REQUIREMENTS
Output the full listing below exactly as it reads, and skip anything that is a picture.

Stored entries
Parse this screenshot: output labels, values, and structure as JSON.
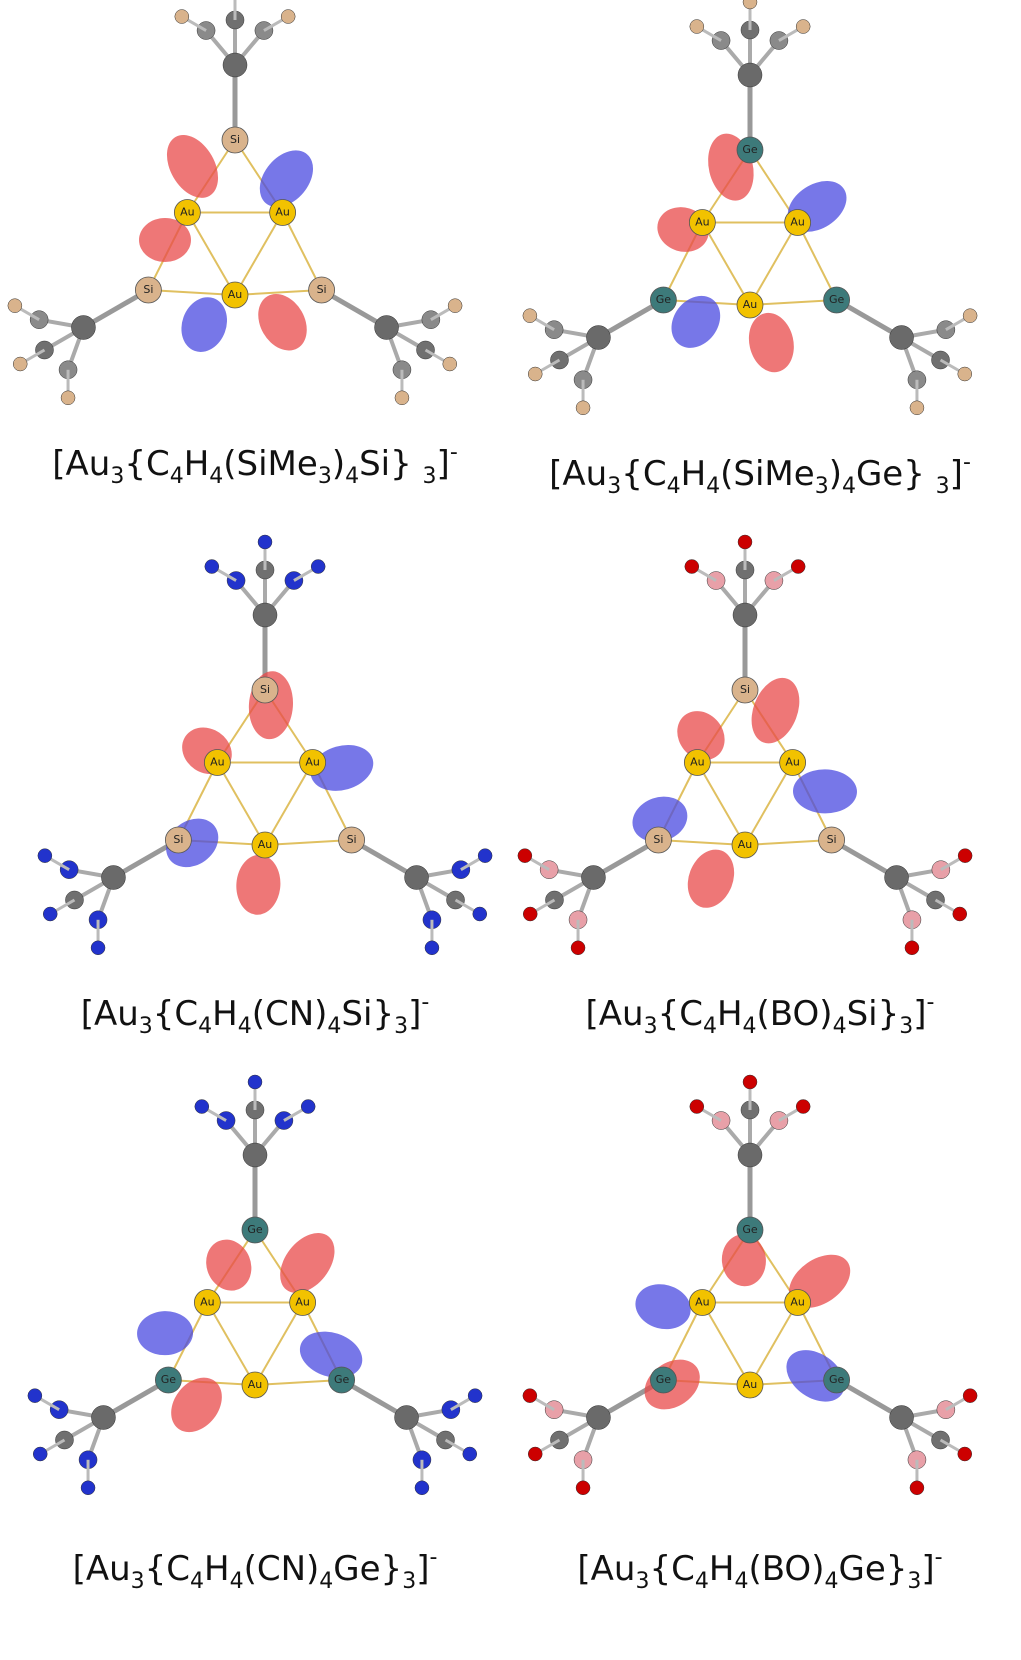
{
  "panels": [
    {
      "caption": [
        {
          "text": "[Au",
          "style": "base"
        },
        {
          "text": "3",
          "style": "sub"
        },
        {
          "text": "{C",
          "style": "base"
        },
        {
          "text": "4",
          "style": "sub"
        },
        {
          "text": "H",
          "style": "base"
        },
        {
          "text": "4",
          "style": "sub"
        },
        {
          "text": "(SiMe",
          "style": "base"
        },
        {
          "text": "3",
          "style": "sub"
        },
        {
          "text": ")",
          "style": "base"
        },
        {
          "text": "4",
          "style": "sub"
        },
        {
          "text": "Si} ",
          "style": "base"
        },
        {
          "text": "3",
          "style": "sub"
        },
        {
          "text": "]",
          "style": "base"
        },
        {
          "text": "-",
          "style": "sup"
        }
      ],
      "atoms": [
        "Au",
        "Au",
        "Au",
        "Si",
        "Si",
        "Si"
      ],
      "ball_color": "#8a8a8a",
      "tip_color": "#d9b38c"
    },
    {
      "caption": [
        {
          "text": "[Au",
          "style": "base"
        },
        {
          "text": "3",
          "style": "sub"
        },
        {
          "text": "{C",
          "style": "base"
        },
        {
          "text": "4",
          "style": "sub"
        },
        {
          "text": "H",
          "style": "base"
        },
        {
          "text": "4",
          "style": "sub"
        },
        {
          "text": "(SiMe",
          "style": "base"
        },
        {
          "text": "3",
          "style": "sub"
        },
        {
          "text": ")",
          "style": "base"
        },
        {
          "text": "4",
          "style": "sub"
        },
        {
          "text": "Ge} ",
          "style": "base"
        },
        {
          "text": "3",
          "style": "sub"
        },
        {
          "text": "]",
          "style": "base"
        },
        {
          "text": "-",
          "style": "sup"
        }
      ],
      "atoms": [
        "Au",
        "Au",
        "Au",
        "Ge",
        "Ge",
        "Ge"
      ],
      "ball_color": "#8a8a8a",
      "tip_color": "#d9b38c"
    },
    {
      "caption": [
        {
          "text": "[Au",
          "style": "base"
        },
        {
          "text": "3",
          "style": "sub"
        },
        {
          "text": "{C",
          "style": "base"
        },
        {
          "text": "4",
          "style": "sub"
        },
        {
          "text": "H",
          "style": "base"
        },
        {
          "text": "4",
          "style": "sub"
        },
        {
          "text": "(CN)",
          "style": "base"
        },
        {
          "text": "4",
          "style": "sub"
        },
        {
          "text": "Si}",
          "style": "base"
        },
        {
          "text": "3",
          "style": "sub"
        },
        {
          "text": "]",
          "style": "base"
        },
        {
          "text": "-",
          "style": "sup"
        }
      ],
      "atoms": [
        "Au",
        "Au",
        "Au",
        "Si",
        "Si",
        "Si"
      ],
      "ball_color": "#2233cc",
      "tip_color": "#2233cc"
    },
    {
      "caption": [
        {
          "text": "[Au",
          "style": "base"
        },
        {
          "text": "3",
          "style": "sub"
        },
        {
          "text": "{C",
          "style": "base"
        },
        {
          "text": "4",
          "style": "sub"
        },
        {
          "text": "H",
          "style": "base"
        },
        {
          "text": "4",
          "style": "sub"
        },
        {
          "text": "(BO)",
          "style": "base"
        },
        {
          "text": "4",
          "style": "sub"
        },
        {
          "text": "Si}",
          "style": "base"
        },
        {
          "text": "3",
          "style": "sub"
        },
        {
          "text": "]",
          "style": "base"
        },
        {
          "text": "-",
          "style": "sup"
        }
      ],
      "atoms": [
        "Au",
        "Au",
        "Au",
        "Si",
        "Si",
        "Si"
      ],
      "ball_color": "#e8a0a8",
      "tip_color": "#cc0000"
    },
    {
      "caption": [
        {
          "text": "[Au",
          "style": "base"
        },
        {
          "text": "3",
          "style": "sub"
        },
        {
          "text": "{C",
          "style": "base"
        },
        {
          "text": "4",
          "style": "sub"
        },
        {
          "text": "H",
          "style": "base"
        },
        {
          "text": "4",
          "style": "sub"
        },
        {
          "text": "(CN)",
          "style": "base"
        },
        {
          "text": "4",
          "style": "sub"
        },
        {
          "text": "Ge}",
          "style": "base"
        },
        {
          "text": "3",
          "style": "sub"
        },
        {
          "text": "]",
          "style": "base"
        },
        {
          "text": "-",
          "style": "sup"
        }
      ],
      "atoms": [
        "Au",
        "Au",
        "Au",
        "Ge",
        "Ge",
        "Ge"
      ],
      "ball_color": "#2233cc",
      "tip_color": "#2233cc"
    },
    {
      "caption": [
        {
          "text": "[Au",
          "style": "base"
        },
        {
          "text": "3",
          "style": "sub"
        },
        {
          "text": "{C",
          "style": "base"
        },
        {
          "text": "4",
          "style": "sub"
        },
        {
          "text": "H",
          "style": "base"
        },
        {
          "text": "4",
          "style": "sub"
        },
        {
          "text": "(BO)",
          "style": "base"
        },
        {
          "text": "4",
          "style": "sub"
        },
        {
          "text": "Ge}",
          "style": "base"
        },
        {
          "text": "3",
          "style": "sub"
        },
        {
          "text": "]",
          "style": "base"
        },
        {
          "text": "-",
          "style": "sup"
        }
      ],
      "atoms": [
        "Au",
        "Au",
        "Au",
        "Ge",
        "Ge",
        "Ge"
      ],
      "ball_color": "#e8a0a8",
      "tip_color": "#cc0000"
    }
  ]
}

CORRECT OUTPUT
Parse this screenshot: output labels, values, and structure as JSON.
{
  "panels": [
    {
      "caption": [
        {
          "text": "[Au",
          "style": "base"
        },
        {
          "text": "3",
          "style": "sub"
        },
        {
          "text": "{C",
          "style": "base"
        },
        {
          "text": "4",
          "style": "sub"
        },
        {
          "text": "H",
          "style": "base"
        },
        {
          "text": "4",
          "style": "sub"
        },
        {
          "text": "(SiMe",
          "style": "base"
        },
        {
          "text": "3",
          "style": "sub"
        },
        {
          "text": ")",
          "style": "base"
        },
        {
          "text": "4",
          "style": "sub"
        },
        {
          "text": "Si} ",
          "style": "base"
        },
        {
          "text": "3",
          "style": "sub"
        },
        {
          "text": "]",
          "style": "base"
        },
        {
          "text": "-",
          "style": "sup"
        }
      ],
      "atoms": [
        "Au",
        "Au",
        "Au",
        "Si",
        "Si",
        "Si"
      ],
      "ball_color": "#8a8a8a",
      "tip_color": "#d9b38c"
    },
    {
      "caption": [
        {
          "text": "[Au",
          "style": "base"
        },
        {
          "text": "3",
          "style": "sub"
        },
        {
          "text": "{C",
          "style": "base"
        },
        {
          "text": "4",
          "style": "sub"
        },
        {
          "text": "H",
          "style": "base"
        },
        {
          "text": "4",
          "style": "sub"
        },
        {
          "text": "(SiMe",
          "style": "base"
        },
        {
          "text": "3",
          "style": "sub"
        },
        {
          "text": ")",
          "style": "base"
        },
        {
          "text": "4",
          "style": "sub"
        },
        {
          "text": "Ge} ",
          "style": "base"
        },
        {
          "text": "3",
          "style": "sub"
        },
        {
          "text": "]",
          "style": "base"
        },
        {
          "text": "-",
          "style": "sup"
        }
      ],
      "atoms": [
        "Au",
        "Au",
        "Au",
        "Ge",
        "Ge",
        "Ge"
      ],
      "ball_color": "#8a8a8a",
      "tip_color": "#d9b38c"
    },
    {
      "caption": [
        {
          "text": "[Au",
          "style": "base"
        },
        {
          "text": "3",
          "style": "sub"
        },
        {
          "text": "{C",
          "style": "base"
        },
        {
          "text": "4",
          "style": "sub"
        },
        {
          "text": "H",
          "style": "base"
        },
        {
          "text": "4",
          "style": "sub"
        },
        {
          "text": "(CN)",
          "style": "base"
        },
        {
          "text": "4",
          "style": "sub"
        },
        {
          "text": "Si}",
          "style": "base"
        },
        {
          "text": "3",
          "style": "sub"
        },
        {
          "text": "]",
          "style": "base"
        },
        {
          "text": "-",
          "style": "sup"
        }
      ],
      "atoms": [
        "Au",
        "Au",
        "Au",
        "Si",
        "Si",
        "Si"
      ],
      "ball_color": "#2233cc",
      "tip_color": "#2233cc"
    },
    {
      "caption": [
        {
          "text": "[Au",
          "style": "base"
        },
        {
          "text": "3",
          "style": "sub"
        },
        {
          "text": "{C",
          "style": "base"
        },
        {
          "text": "4",
          "style": "sub"
        },
        {
          "text": "H",
          "style": "base"
        },
        {
          "text": "4",
          "style": "sub"
        },
        {
          "text": "(BO)",
          "style": "base"
        },
        {
          "text": "4",
          "style": "sub"
        },
        {
          "text": "Si}",
          "style": "base"
        },
        {
          "text": "3",
          "style": "sub"
        },
        {
          "text": "]",
          "style": "base"
        },
        {
          "text": "-",
          "style": "sup"
        }
      ],
      "atoms": [
        "Au",
        "Au",
        "Au",
        "Si",
        "Si",
        "Si"
      ],
      "ball_color": "#e8a0a8",
      "tip_color": "#cc0000"
    },
    {
      "caption": [
        {
          "text": "[Au",
          "style": "base"
        },
        {
          "text": "3",
          "style": "sub"
        },
        {
          "text": "{C",
          "style": "base"
        },
        {
          "text": "4",
          "style": "sub"
        },
        {
          "text": "H",
          "style": "base"
        },
        {
          "text": "4",
          "style": "sub"
        },
        {
          "text": "(CN)",
          "style": "base"
        },
        {
          "text": "4",
          "style": "sub"
        },
        {
          "text": "Ge}",
          "style": "base"
        },
        {
          "text": "3",
          "style": "sub"
        },
        {
          "text": "]",
          "style": "base"
        },
        {
          "text": "-",
          "style": "sup"
        }
      ],
      "atoms": [
        "Au",
        "Au",
        "Au",
        "Ge",
        "Ge",
        "Ge"
      ],
      "ball_color": "#2233cc",
      "tip_color": "#2233cc"
    },
    {
      "caption": [
        {
          "text": "[Au",
          "style": "base"
        },
        {
          "text": "3",
          "style": "sub"
        },
        {
          "text": "{C",
          "style": "base"
        },
        {
          "text": "4",
          "style": "sub"
        },
        {
          "text": "H",
          "style": "base"
        },
        {
          "text": "4",
          "style": "sub"
        },
        {
          "text": "(BO)",
          "style": "base"
        },
        {
          "text": "4",
          "style": "sub"
        },
        {
          "text": "Ge}",
          "style": "base"
        },
        {
          "text": "3",
          "style": "sub"
        },
        {
          "text": "]",
          "style": "base"
        },
        {
          "text": "-",
          "style": "sup"
        }
      ],
      "atoms": [
        "Au",
        "Au",
        "Au",
        "Ge",
        "Ge",
        "Ge"
      ],
      "ball_color": "#e8a0a8",
      "tip_color": "#cc0000"
    }
  ]
}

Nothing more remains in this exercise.